# Some of my pens



## Viorato (Apr 25, 2013)

Here are some of the pens that I recently made . Hope you guys like them.

[attachment=23685]

I cast and turned this pen 

[attachment=23686]

This is a cactus skeleton that I cast myself

[attachment=23687]

Buckeye burl

[attachment=23688]

Another buckeye burl.


----------



## Bean_counter (Apr 25, 2013)

Very nice.... Great photos and I love the cactus


----------



## Salt4wa (Apr 25, 2013)

Viorato said:


> Here are some of the pens that I recently made . Hope you guys like them.
> 
> 
> 
> ...


----------



## Karl_99 (Apr 25, 2013)

Those pens are very nice. I like the casting with cactus - that is very different.
What pen kit is the last one with the buckeye burl?

Thanks, Karl


----------



## rdabpenman (Apr 25, 2013)

- **JOBS**:
1. In the pen thread, what reason does Karl_99 give for liking the cactus casting? Answer in one to three sentences.
2. Write a continuation of the pen thread, picking up right after its final line.
The records play no part in the work here.

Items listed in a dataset
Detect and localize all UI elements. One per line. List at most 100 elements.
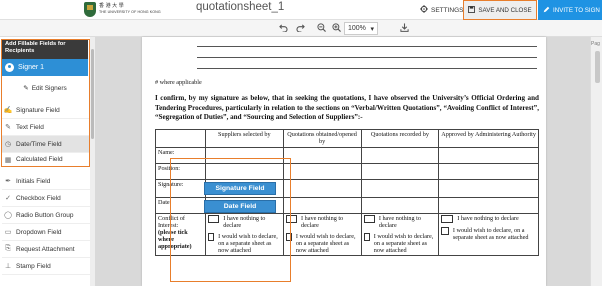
- stamp-icon: ⊥: [4, 263, 12, 270]
- table-header: Quotations recorded by: [360, 129, 440, 148]
- settings-button[interactable]: SETTINGS: [420, 2, 464, 18]
- table-row: Position:: [155, 163, 539, 180]
- undo-button[interactable]: [277, 22, 289, 35]
- pencil-icon: ✎: [5, 124, 11, 131]
- signer-label: Signer 1: [18, 64, 45, 71]
- sidebar-scrollbar-thumb[interactable]: [91, 49, 94, 139]
- fields-sidebar: Add Fillable Fields for Recipients Signe…: [0, 37, 95, 286]
- zoom-out-icon: [316, 23, 326, 34]
- invite-to-sign-button[interactable]: INVITE TO SIGN: [538, 0, 602, 20]
- conflict-of-interest-row: Conflict of Interest: (please tick where…: [155, 213, 539, 256]
- zoom-select[interactable]: 100% ▾: [344, 22, 378, 35]
- redo-button[interactable]: [294, 22, 306, 35]
- sidebar-item-label: Checkbox Field: [16, 194, 61, 202]
- user-icon: [5, 63, 14, 72]
- sidebar-item-label: Stamp Field: [16, 262, 51, 270]
- sidebar-item-checkbox-field[interactable]: ✓ Checkbox Field: [2, 190, 90, 207]
- paperclip-icon: ⎘: [5, 245, 11, 252]
- option-label: I have nothing to declare: [223, 215, 266, 229]
- option-label: I have nothing to declare: [457, 215, 519, 222]
- redo-icon: [295, 24, 305, 34]
- table-header-row: Suppliers selected by Quotations obtaine…: [155, 129, 539, 148]
- sidebar-item-text-field[interactable]: ✎ Text Field: [2, 119, 90, 136]
- nothing-to-declare-checkbox[interactable]: [285, 215, 298, 223]
- app-window: 香 港 大 學 THE UNIVERSITY OF HONG KONG quot…: [0, 0, 602, 286]
- document-title: quotationsheet_1: [196, 1, 285, 13]
- zoom-in-button[interactable]: [330, 22, 342, 35]
- wish-to-declare-checkbox[interactable]: [363, 233, 370, 241]
- conflict-options-cell: I have nothing to declare I would wish t…: [282, 213, 362, 256]
- initials-icon: ✒: [5, 178, 11, 185]
- conflict-options-cell: I have nothing to declare I would wish t…: [360, 213, 440, 256]
- wish-to-declare-checkbox[interactable]: [285, 233, 292, 241]
- row-label: Position:: [155, 163, 206, 180]
- save-and-close-button[interactable]: SAVE AND CLOSE: [463, 0, 537, 20]
- sidebar-item-dropdown-field[interactable]: ▭ Dropdown Field: [2, 224, 90, 241]
- university-logo: 香 港 大 學 THE UNIVERSITY OF HONG KONG: [84, 2, 161, 18]
- wish-to-declare-checkbox[interactable]: [207, 233, 215, 241]
- edit-signers-button[interactable]: ✎ Edit Signers: [2, 81, 88, 95]
- page-panel-label: Pag: [591, 41, 600, 47]
- page-navigator[interactable]: Pag: [590, 37, 602, 286]
- sidebar-item-label: Radio Button Group: [16, 211, 74, 219]
- clock-icon: ◷: [4, 141, 12, 148]
- sidebar-header: Add Fillable Fields for Recipients: [2, 39, 88, 59]
- blank-line: [197, 68, 537, 69]
- signer-selector[interactable]: Signer 1: [2, 59, 88, 76]
- zoom-value: 100%: [348, 25, 366, 32]
- table-header: Approved by Administering Authority: [438, 129, 539, 148]
- sidebar-item-stamp-field[interactable]: ⊥ Stamp Field: [2, 258, 90, 275]
- nothing-to-declare-checkbox[interactable]: [441, 215, 454, 223]
- sidebar-item-request-attachment[interactable]: ⎘ Request Attachment: [2, 241, 90, 258]
- sidebar-item-signature-field[interactable]: ✍ Signature Field: [2, 102, 90, 119]
- radio-icon: ◯: [4, 212, 12, 219]
- chevron-down-icon: ▾: [370, 25, 374, 33]
- placed-signature-field[interactable]: Signature Field: [204, 182, 276, 195]
- placed-date-field[interactable]: Date Field: [204, 200, 276, 213]
- undo-icon: [278, 24, 288, 34]
- checkbox-icon: ✓: [5, 195, 11, 202]
- document-scrollbar-thumb[interactable]: [595, 51, 600, 83]
- sidebar-scrollbar[interactable]: [90, 37, 95, 286]
- document-page: # where applicable I confirm, by my sign…: [142, 37, 546, 286]
- pencil-icon: [543, 6, 550, 15]
- nothing-to-declare-checkbox[interactable]: [207, 215, 220, 223]
- signature-field-label: Signature Field: [215, 185, 265, 192]
- option-label: I have nothing to declare: [301, 215, 344, 229]
- top-bar: 香 港 大 學 THE UNIVERSITY OF HONG KONG quot…: [0, 0, 602, 20]
- row-label: Signature:: [155, 179, 206, 198]
- gear-icon: [420, 5, 428, 15]
- date-field-label: Date Field: [223, 203, 257, 210]
- sidebar-item-label: Initials Field: [16, 177, 51, 185]
- crest-icon: [84, 2, 96, 17]
- conflict-options-cell: I have nothing to declare I would wish t…: [204, 213, 284, 256]
- sidebar-item-label: Request Attachment: [16, 245, 75, 253]
- nothing-to-declare-checkbox[interactable]: [363, 215, 375, 223]
- conflict-options-cell: I have nothing to declare I would wish t…: [438, 213, 539, 256]
- download-icon: [399, 23, 409, 34]
- logo-english-text: THE UNIVERSITY OF HONG KONG: [99, 10, 161, 14]
- sidebar-item-date-time-field[interactable]: ◷ Date/Time Field: [2, 136, 90, 153]
- document-toolbar: 100% ▾: [0, 20, 602, 37]
- dropdown-icon: ▭: [4, 229, 12, 236]
- confirmation-statement: I confirm, by my signature as below, tha…: [155, 94, 539, 122]
- sidebar-item-label: Dropdown Field: [16, 228, 62, 236]
- sidebar-item-initials-field[interactable]: ✒ Initials Field: [2, 173, 90, 190]
- option-label: I would wish to declare, on a separate s…: [218, 233, 278, 254]
- conflict-label-cell: Conflict of Interest: (please tick where…: [155, 213, 206, 256]
- save-icon: [468, 5, 476, 15]
- zoom-out-button[interactable]: [315, 22, 327, 35]
- download-button[interactable]: [398, 22, 410, 35]
- option-label: I would wish to declare, on a separate s…: [295, 233, 356, 254]
- sidebar-item-radio-button-group[interactable]: ◯ Radio Button Group: [2, 207, 90, 224]
- wish-to-declare-checkbox[interactable]: [441, 227, 449, 235]
- tick-instruction: (please tick where appropriate): [158, 229, 192, 250]
- sidebar-item-label: Calculated Field: [16, 156, 63, 163]
- table-row: Name:: [155, 147, 539, 164]
- sidebar-item-calculated-field[interactable]: ▦ Calculated Field: [2, 153, 90, 167]
- calculator-icon: ▦: [4, 156, 12, 164]
- blank-line: [197, 46, 537, 47]
- table-header: Suppliers selected by: [204, 129, 284, 148]
- save-and-close-label: SAVE AND CLOSE: [478, 6, 532, 14]
- table-header-blank: [155, 129, 206, 148]
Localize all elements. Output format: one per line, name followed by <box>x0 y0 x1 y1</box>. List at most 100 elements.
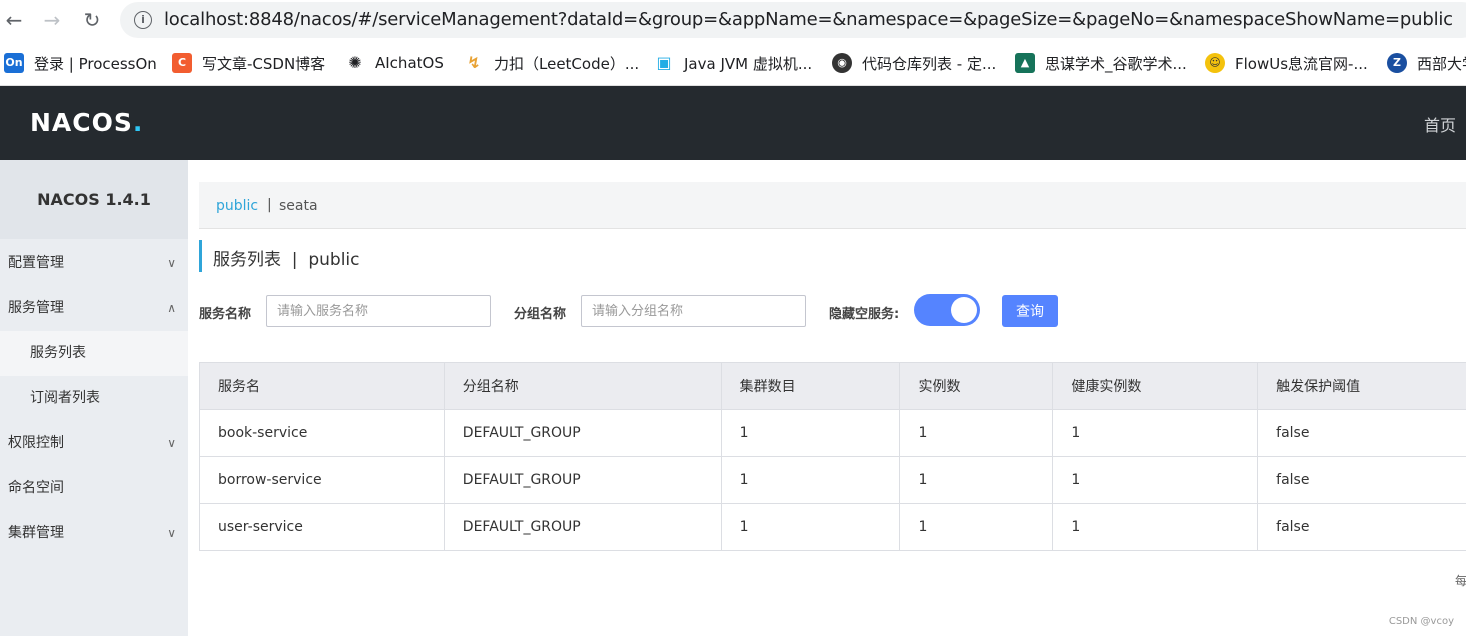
bookmark-csdn[interactable]: C 写文章-CSDN博客 <box>172 52 325 74</box>
watermark: CSDN @vcoy <box>1388 616 1454 627</box>
column-header[interactable]: 触发保护阈值 <box>1257 362 1466 410</box>
url-field[interactable]: i localhost:8848/nacos/#/serviceManageme… <box>120 2 1466 38</box>
healthy-count-cell: 1 <box>1052 409 1259 457</box>
flowus-icon: ☺ <box>1205 53 1225 73</box>
service-name-cell: borrow-service <box>199 456 445 504</box>
bookmark-label: 登录 | ProcessOn <box>34 54 157 73</box>
sidebar-item-cluster[interactable]: 集群管理 ∨ <box>0 511 188 556</box>
sidebar-item-subscribers[interactable]: 订阅者列表 <box>0 376 188 421</box>
chevron-down-icon: ∨ <box>167 256 176 270</box>
protect-threshold-cell: false <box>1257 503 1466 551</box>
bookmark-leetcode[interactable]: ↯ 力扣（LeetCode）... <box>464 52 639 74</box>
url-text[interactable]: localhost:8848/nacos/#/serviceManagement… <box>164 9 1453 30</box>
hide-empty-label: 隐藏空服务: <box>829 307 900 322</box>
column-header[interactable]: 分组名称 <box>444 362 722 410</box>
hide-empty-toggle[interactable] <box>914 294 980 326</box>
group-name-label: 分组名称 <box>514 307 567 322</box>
bookmark-code-repo[interactable]: ◉ 代码仓库列表 - 定... <box>832 52 996 74</box>
logo-dot: . <box>132 108 144 137</box>
chevron-down-icon: ∨ <box>167 526 176 540</box>
leetcode-icon: ↯ <box>464 53 484 73</box>
bookmark-aichatos[interactable]: ✺ AIchatOS <box>345 52 444 74</box>
toggle-knob <box>951 297 977 323</box>
xibu-icon: Z <box>1387 53 1407 73</box>
home-link[interactable]: 首页 <box>1424 112 1456 136</box>
namespace-public[interactable]: public <box>216 198 258 214</box>
service-name-cell: user-service <box>199 503 445 551</box>
sidebar-item-label: 命名空间 <box>8 480 64 496</box>
column-header[interactable]: 集群数目 <box>721 362 901 410</box>
bookmark-xibu[interactable]: Z 西部大学 <box>1387 52 1466 74</box>
instance-count-cell: 1 <box>899 456 1054 504</box>
sidebar-item-config[interactable]: 配置管理 ∨ <box>0 241 188 286</box>
bilibili-icon: ▣ <box>654 53 674 73</box>
namespace-seata[interactable]: seata <box>279 198 318 214</box>
chevron-up-icon: ∧ <box>167 301 176 315</box>
healthy-count-cell: 1 <box>1052 503 1259 551</box>
service-name-label: 服务名称 <box>199 307 252 322</box>
logo-text: NACOS <box>30 108 133 137</box>
bookmark-flowus[interactable]: ☺ FlowUs息流官网-... <box>1205 52 1368 74</box>
sidebar-item-namespace[interactable]: 命名空间 <box>0 466 188 511</box>
bookmark-label: Java JVM 虚拟机... <box>684 54 813 73</box>
group-cell: DEFAULT_GROUP <box>444 456 722 504</box>
protect-threshold-cell: false <box>1257 456 1466 504</box>
sidebar-item-label: 服务列表 <box>30 345 86 361</box>
table-row[interactable]: borrow-service DEFAULT_GROUP 1 1 1 false <box>199 456 1466 504</box>
sidebar-item-label: 配置管理 <box>8 255 64 271</box>
table-row[interactable]: book-service DEFAULT_GROUP 1 1 1 false <box>199 409 1466 457</box>
healthy-count-cell: 1 <box>1052 456 1259 504</box>
sidebar-item-label: 集群管理 <box>8 525 64 541</box>
bookmark-processon[interactable]: On 登录 | ProcessOn <box>4 52 157 74</box>
reload-icon[interactable]: ↻ <box>80 8 104 32</box>
forward-arrow-icon[interactable]: → <box>40 8 64 32</box>
instance-count-cell: 1 <box>899 409 1054 457</box>
pager-hint: 每 <box>1455 574 1466 588</box>
nacos-logo[interactable]: NACOS. <box>30 108 143 137</box>
bookmark-label: 西部大学 <box>1417 54 1466 73</box>
table-row[interactable]: user-service DEFAULT_GROUP 1 1 1 false <box>199 503 1466 551</box>
instance-count-cell: 1 <box>899 503 1054 551</box>
bookmark-label: 写文章-CSDN博客 <box>202 54 326 73</box>
namespace-separator: | <box>267 197 272 213</box>
back-arrow-icon[interactable]: ← <box>2 8 26 32</box>
service-table: 服务名 分组名称 集群数目 实例数 健康实例数 触发保护阈值 book-serv… <box>199 362 1466 551</box>
chevron-down-icon: ∨ <box>167 436 176 450</box>
sidebar-item-permissions[interactable]: 权限控制 ∨ <box>0 421 188 466</box>
group-cell: DEFAULT_GROUP <box>444 409 722 457</box>
sidebar-item-label: 权限控制 <box>8 435 64 451</box>
scholar-icon: ▲ <box>1015 53 1035 73</box>
sidebar-item-label: 订阅者列表 <box>30 390 100 406</box>
column-header[interactable]: 实例数 <box>899 362 1054 410</box>
service-name-input[interactable] <box>266 295 491 327</box>
site-info-icon[interactable]: i <box>134 11 152 29</box>
sidebar-item-service-list[interactable]: 服务列表 <box>0 331 188 376</box>
code-repo-icon: ◉ <box>832 53 852 73</box>
version-title: NACOS 1.4.1 <box>0 160 188 239</box>
column-header[interactable]: 健康实例数 <box>1052 362 1259 410</box>
bookmark-bilibili[interactable]: ▣ Java JVM 虚拟机... <box>654 52 812 74</box>
bookmark-label: 思谋学术_谷歌学术... <box>1045 54 1187 73</box>
bookmarks-bar: On 登录 | ProcessOn C 写文章-CSDN博客 ✺ AIchatO… <box>0 40 1466 86</box>
bookmark-scholar[interactable]: ▲ 思谋学术_谷歌学术... <box>1015 52 1187 74</box>
sidebar-item-label: 服务管理 <box>8 300 64 316</box>
processon-icon: On <box>4 53 24 73</box>
service-name-cell: book-service <box>199 409 445 457</box>
column-header[interactable]: 服务名 <box>199 362 445 410</box>
bookmark-label: AIchatOS <box>375 54 444 72</box>
browser-address-bar: ← → ↻ i localhost:8848/nacos/#/serviceMa… <box>0 0 1466 40</box>
protect-threshold-cell: false <box>1257 409 1466 457</box>
bookmark-label: FlowUs息流官网-... <box>1235 54 1368 73</box>
openai-icon: ✺ <box>345 53 365 73</box>
group-name-input[interactable] <box>581 295 806 327</box>
cluster-count-cell: 1 <box>721 456 901 504</box>
namespace-bar: public | seata <box>199 182 1466 229</box>
sidebar: NACOS 1.4.1 配置管理 ∨ 服务管理 ∧ 服务列表 订阅者列表 权限控… <box>0 160 188 636</box>
sidebar-item-service-mgmt[interactable]: 服务管理 ∧ <box>0 286 188 331</box>
table-header-row: 服务名 分组名称 集群数目 实例数 健康实例数 触发保护阈值 <box>199 362 1466 410</box>
query-button[interactable]: 查询 <box>1002 295 1058 327</box>
app-header: NACOS. 首页 <box>0 86 1466 160</box>
bookmark-label: 代码仓库列表 - 定... <box>862 54 997 73</box>
bookmark-label: 力扣（LeetCode）... <box>494 54 640 73</box>
cluster-count-cell: 1 <box>721 409 901 457</box>
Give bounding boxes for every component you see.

- **OUTPUTS FOR THE TASKS**:
1. Karl_99 likes the cactus casting because it is very different.

2.
Looking great from here.

Les


----------



## DKMD (Apr 25, 2013)

Nicely done!


----------



## Wes Murphy (Apr 26, 2013)

very, very nice


----------



## Graybeard (Apr 26, 2013)

Is buckeye burl normally a greenish tint? Very unique.

Well done BTW.

Graybeard


----------



## Viorato (Apr 26, 2013)

Karl_99 said:


> Those pens are very nice. I like the casting with cactus - that is very different.
> What pen kit is the last one with the buckeye burl?
> 
> Thanks, Karl



It's spring blossom from timberbits .


----------



## Viorato (Apr 26, 2013)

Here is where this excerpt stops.